Stored data:
━━━━━━━━

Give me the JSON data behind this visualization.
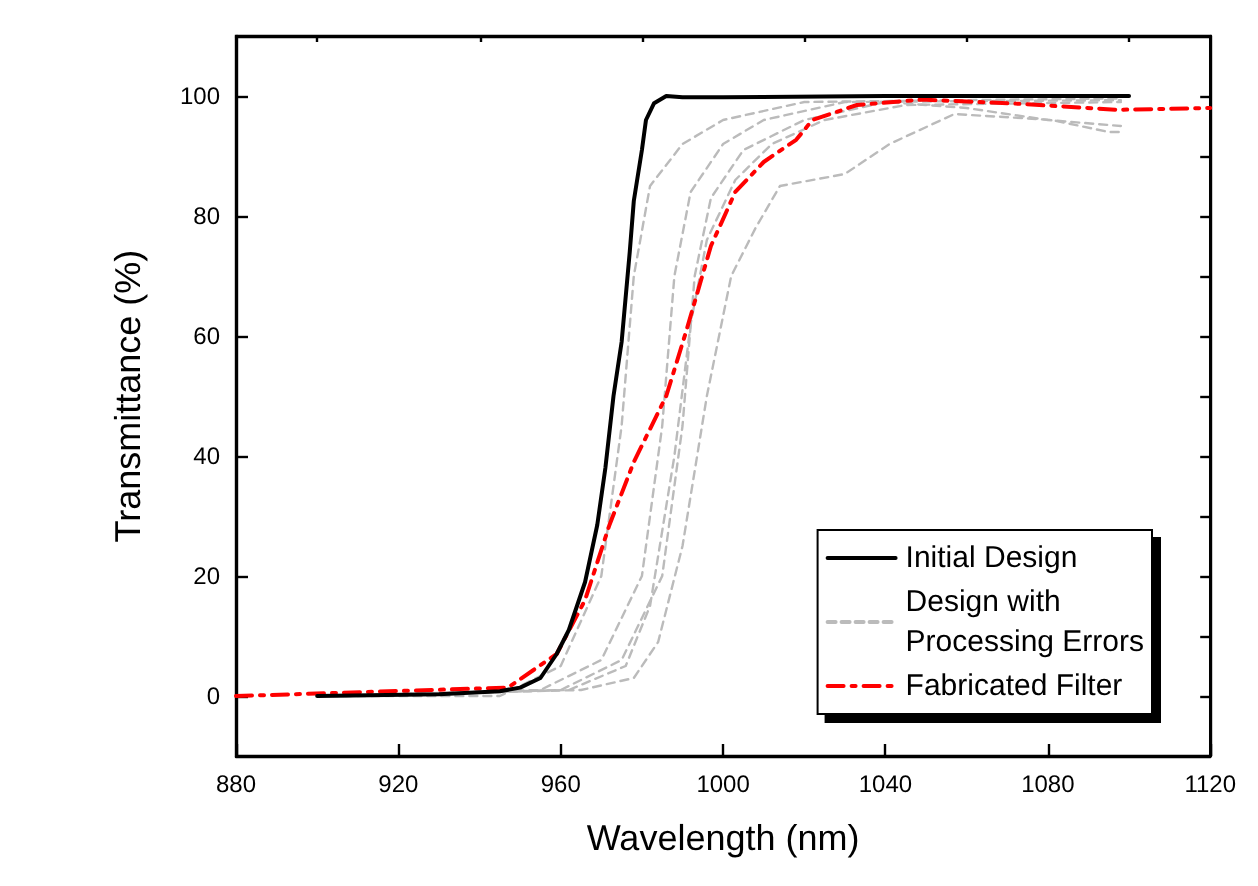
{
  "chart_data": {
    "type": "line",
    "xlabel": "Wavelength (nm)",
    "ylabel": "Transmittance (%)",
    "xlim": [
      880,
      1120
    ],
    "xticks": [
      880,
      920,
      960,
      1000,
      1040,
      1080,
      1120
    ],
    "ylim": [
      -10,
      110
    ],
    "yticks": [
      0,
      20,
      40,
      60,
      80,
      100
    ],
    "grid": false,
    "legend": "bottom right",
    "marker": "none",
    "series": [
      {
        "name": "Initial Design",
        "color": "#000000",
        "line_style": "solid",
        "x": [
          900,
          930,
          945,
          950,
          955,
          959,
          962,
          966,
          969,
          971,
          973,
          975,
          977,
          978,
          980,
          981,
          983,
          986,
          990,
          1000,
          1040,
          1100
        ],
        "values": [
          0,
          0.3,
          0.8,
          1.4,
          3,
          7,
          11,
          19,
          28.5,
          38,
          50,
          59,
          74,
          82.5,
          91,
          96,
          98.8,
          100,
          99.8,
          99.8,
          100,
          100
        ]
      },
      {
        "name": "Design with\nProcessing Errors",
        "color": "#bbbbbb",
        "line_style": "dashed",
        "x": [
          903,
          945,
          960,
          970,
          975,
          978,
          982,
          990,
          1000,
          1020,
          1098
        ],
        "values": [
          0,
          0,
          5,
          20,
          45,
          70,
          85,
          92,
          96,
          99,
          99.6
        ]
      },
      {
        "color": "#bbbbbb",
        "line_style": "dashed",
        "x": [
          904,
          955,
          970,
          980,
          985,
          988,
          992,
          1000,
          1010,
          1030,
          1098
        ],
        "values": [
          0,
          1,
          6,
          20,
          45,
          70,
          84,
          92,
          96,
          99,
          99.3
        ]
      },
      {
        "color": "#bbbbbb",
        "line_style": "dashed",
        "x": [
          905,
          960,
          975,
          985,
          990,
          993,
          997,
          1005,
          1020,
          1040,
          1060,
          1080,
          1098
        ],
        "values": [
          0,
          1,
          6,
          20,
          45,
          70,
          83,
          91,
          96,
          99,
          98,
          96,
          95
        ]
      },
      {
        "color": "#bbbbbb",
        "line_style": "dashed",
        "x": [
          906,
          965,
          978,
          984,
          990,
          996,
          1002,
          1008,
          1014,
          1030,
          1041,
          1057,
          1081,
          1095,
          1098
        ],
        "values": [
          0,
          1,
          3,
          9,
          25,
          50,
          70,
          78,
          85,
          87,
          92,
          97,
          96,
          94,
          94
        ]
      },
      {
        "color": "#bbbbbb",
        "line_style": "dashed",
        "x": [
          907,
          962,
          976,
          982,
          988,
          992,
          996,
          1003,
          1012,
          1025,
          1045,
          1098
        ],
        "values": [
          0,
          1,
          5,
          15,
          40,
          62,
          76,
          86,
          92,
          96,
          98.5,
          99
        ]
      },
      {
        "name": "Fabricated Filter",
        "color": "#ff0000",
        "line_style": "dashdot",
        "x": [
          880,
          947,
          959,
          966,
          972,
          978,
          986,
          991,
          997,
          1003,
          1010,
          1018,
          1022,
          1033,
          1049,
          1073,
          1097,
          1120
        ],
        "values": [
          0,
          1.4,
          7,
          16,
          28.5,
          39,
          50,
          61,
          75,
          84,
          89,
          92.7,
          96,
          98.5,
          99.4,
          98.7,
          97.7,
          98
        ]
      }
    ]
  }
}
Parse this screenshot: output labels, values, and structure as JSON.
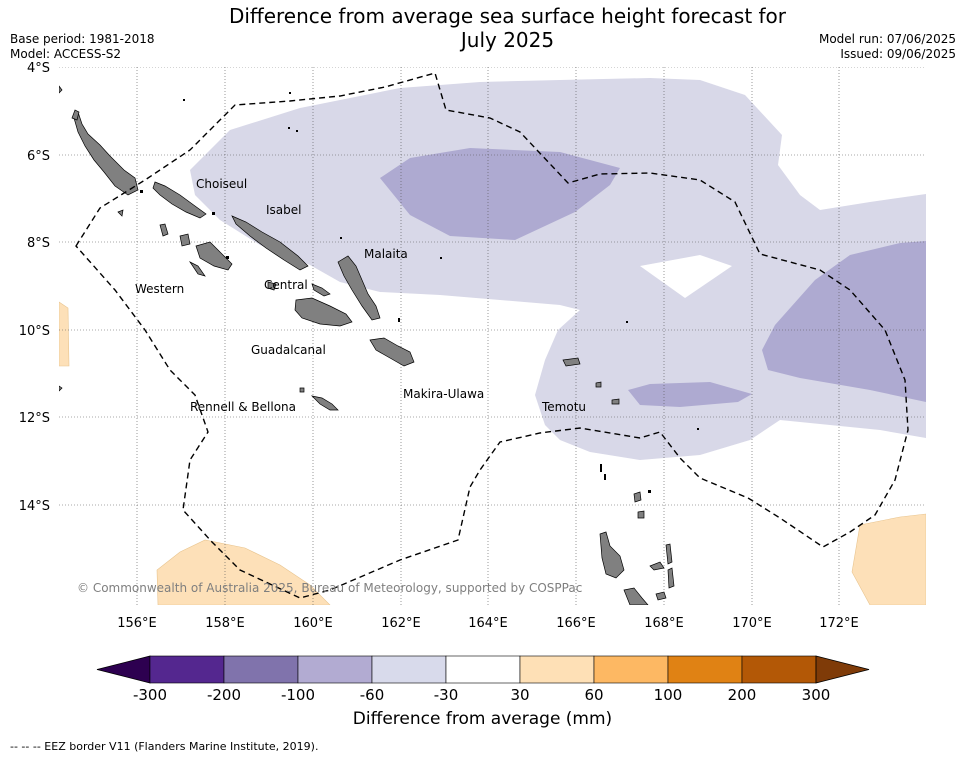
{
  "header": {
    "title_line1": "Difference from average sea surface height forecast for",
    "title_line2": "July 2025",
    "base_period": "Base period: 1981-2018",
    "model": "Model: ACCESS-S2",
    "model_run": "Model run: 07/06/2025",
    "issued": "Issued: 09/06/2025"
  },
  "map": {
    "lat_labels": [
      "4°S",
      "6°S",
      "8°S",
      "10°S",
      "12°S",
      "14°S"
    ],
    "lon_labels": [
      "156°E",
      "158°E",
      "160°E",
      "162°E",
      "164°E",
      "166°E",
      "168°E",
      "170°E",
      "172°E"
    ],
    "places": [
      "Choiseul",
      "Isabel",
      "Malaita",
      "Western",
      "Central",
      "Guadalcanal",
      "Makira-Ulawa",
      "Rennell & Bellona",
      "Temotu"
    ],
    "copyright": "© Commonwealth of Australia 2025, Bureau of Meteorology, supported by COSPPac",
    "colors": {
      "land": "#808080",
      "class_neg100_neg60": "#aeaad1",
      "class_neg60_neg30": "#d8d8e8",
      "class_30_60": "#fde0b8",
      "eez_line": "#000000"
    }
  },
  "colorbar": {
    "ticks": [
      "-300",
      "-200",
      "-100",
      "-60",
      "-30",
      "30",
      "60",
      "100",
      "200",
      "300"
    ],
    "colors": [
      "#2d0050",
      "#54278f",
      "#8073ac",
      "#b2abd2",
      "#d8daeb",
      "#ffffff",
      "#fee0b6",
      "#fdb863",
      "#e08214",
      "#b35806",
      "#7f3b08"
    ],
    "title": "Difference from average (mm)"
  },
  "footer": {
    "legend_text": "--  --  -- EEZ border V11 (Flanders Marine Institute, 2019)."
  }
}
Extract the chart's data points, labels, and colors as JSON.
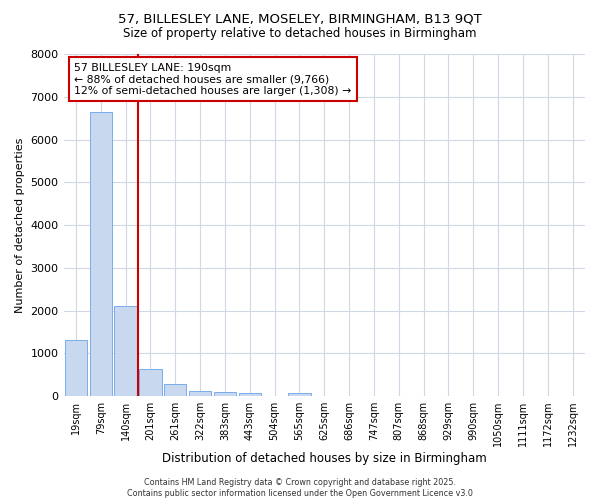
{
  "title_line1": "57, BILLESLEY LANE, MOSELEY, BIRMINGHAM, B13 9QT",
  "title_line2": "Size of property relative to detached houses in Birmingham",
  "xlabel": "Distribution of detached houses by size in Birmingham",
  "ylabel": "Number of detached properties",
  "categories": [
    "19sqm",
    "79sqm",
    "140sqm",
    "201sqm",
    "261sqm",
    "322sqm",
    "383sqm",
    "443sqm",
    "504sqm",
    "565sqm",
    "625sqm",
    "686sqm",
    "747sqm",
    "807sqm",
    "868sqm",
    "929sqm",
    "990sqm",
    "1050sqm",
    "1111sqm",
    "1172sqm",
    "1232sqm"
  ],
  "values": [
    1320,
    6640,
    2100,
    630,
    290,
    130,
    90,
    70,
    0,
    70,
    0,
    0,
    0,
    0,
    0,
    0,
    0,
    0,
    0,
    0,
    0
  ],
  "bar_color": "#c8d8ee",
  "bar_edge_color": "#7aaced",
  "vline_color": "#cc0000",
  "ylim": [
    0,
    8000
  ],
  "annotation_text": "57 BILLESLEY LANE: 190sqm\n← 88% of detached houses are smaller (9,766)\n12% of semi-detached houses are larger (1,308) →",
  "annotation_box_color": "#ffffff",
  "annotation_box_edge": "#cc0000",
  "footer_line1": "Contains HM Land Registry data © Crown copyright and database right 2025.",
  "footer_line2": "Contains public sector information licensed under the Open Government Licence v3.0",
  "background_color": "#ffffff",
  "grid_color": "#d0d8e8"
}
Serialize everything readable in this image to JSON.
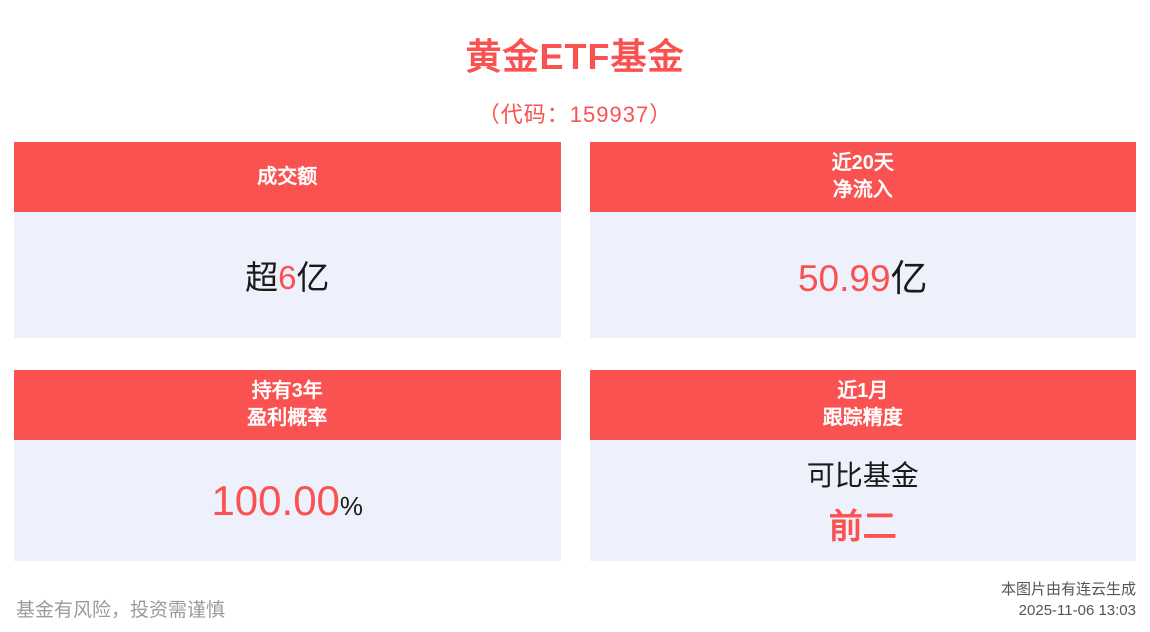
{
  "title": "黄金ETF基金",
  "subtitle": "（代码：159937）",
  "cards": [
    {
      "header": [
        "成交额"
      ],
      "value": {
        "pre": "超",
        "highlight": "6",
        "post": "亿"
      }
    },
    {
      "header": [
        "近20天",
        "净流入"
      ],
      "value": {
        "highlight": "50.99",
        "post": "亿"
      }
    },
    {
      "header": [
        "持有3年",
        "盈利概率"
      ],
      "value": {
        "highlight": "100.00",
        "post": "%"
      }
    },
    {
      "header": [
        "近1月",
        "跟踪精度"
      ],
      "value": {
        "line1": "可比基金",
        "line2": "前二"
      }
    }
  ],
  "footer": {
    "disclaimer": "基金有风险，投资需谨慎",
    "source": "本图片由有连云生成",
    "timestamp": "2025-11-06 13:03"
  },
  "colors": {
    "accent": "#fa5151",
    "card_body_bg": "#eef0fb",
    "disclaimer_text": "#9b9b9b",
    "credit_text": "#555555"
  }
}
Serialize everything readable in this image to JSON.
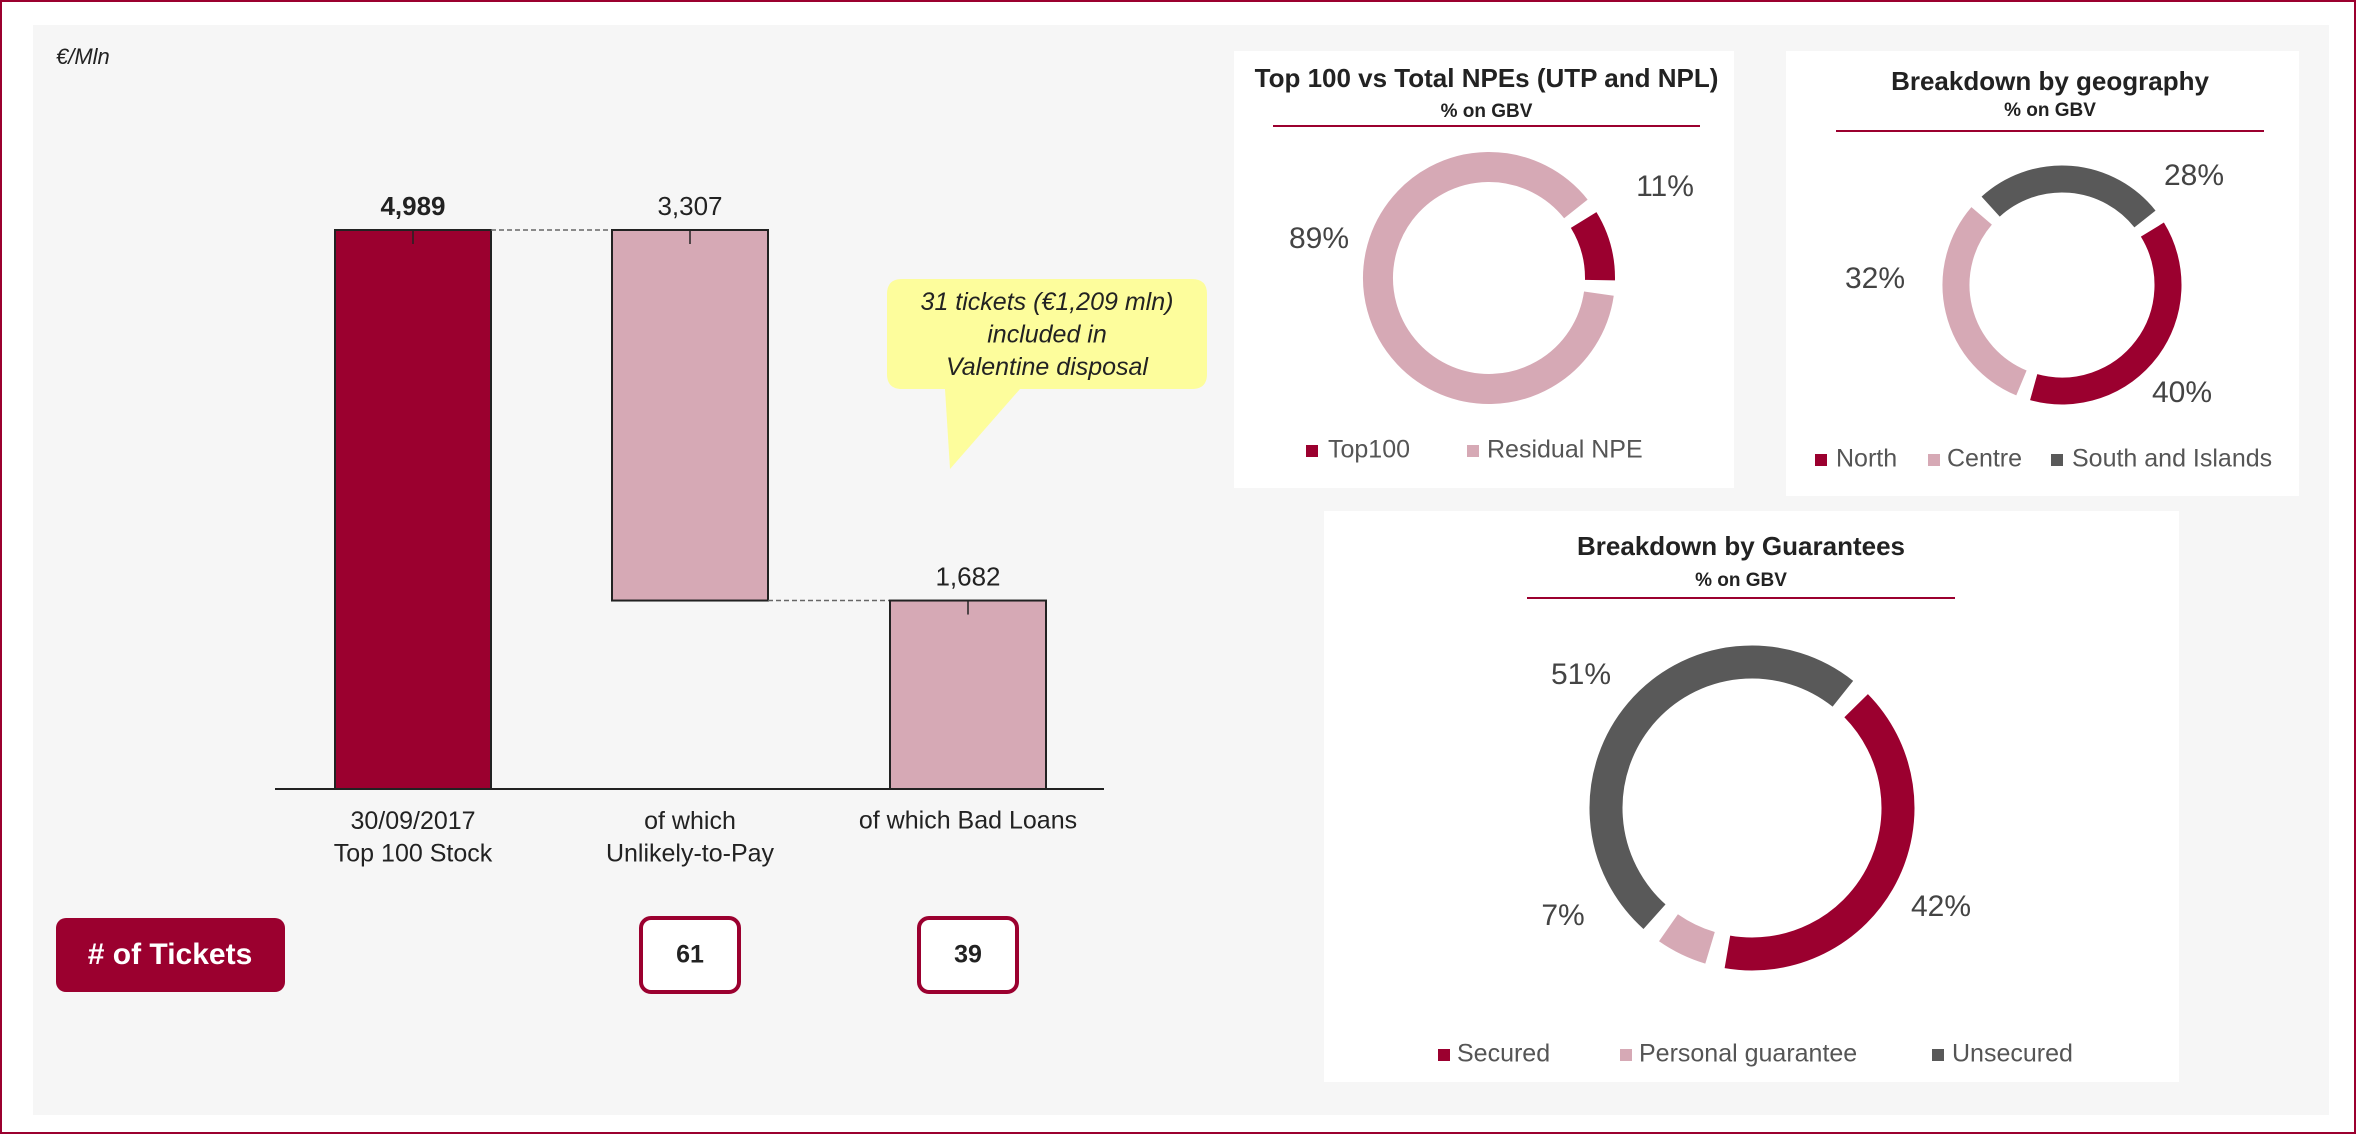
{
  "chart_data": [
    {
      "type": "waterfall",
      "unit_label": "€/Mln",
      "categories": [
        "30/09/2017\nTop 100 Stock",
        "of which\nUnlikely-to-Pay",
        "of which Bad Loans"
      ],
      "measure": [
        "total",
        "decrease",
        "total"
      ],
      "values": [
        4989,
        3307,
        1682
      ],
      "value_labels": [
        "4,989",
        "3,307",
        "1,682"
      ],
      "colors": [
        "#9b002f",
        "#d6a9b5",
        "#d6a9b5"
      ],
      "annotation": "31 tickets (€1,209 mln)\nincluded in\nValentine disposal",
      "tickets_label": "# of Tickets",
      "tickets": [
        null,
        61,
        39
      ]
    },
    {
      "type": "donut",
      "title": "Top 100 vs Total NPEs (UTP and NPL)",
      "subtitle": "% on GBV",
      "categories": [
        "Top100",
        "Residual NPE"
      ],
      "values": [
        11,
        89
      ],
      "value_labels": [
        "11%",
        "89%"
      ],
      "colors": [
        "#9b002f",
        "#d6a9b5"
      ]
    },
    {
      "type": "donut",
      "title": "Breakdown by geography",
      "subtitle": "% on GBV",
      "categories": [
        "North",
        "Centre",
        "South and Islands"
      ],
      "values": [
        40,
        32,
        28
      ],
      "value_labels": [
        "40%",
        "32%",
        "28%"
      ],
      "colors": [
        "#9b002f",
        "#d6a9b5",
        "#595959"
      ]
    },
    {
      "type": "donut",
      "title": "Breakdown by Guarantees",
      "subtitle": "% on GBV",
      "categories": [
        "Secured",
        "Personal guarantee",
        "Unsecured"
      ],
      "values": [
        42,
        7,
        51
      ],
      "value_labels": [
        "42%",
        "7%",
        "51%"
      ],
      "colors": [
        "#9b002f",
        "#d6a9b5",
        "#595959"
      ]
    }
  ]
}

━━━━━━━━

• _DO THIS_
Collect each line above holding the string "average".

• _REPLY TO THE EXERCISE_
    "title_line1": "Difference from average sea surface height forecast for",
    "title": "Difference from average (mm)"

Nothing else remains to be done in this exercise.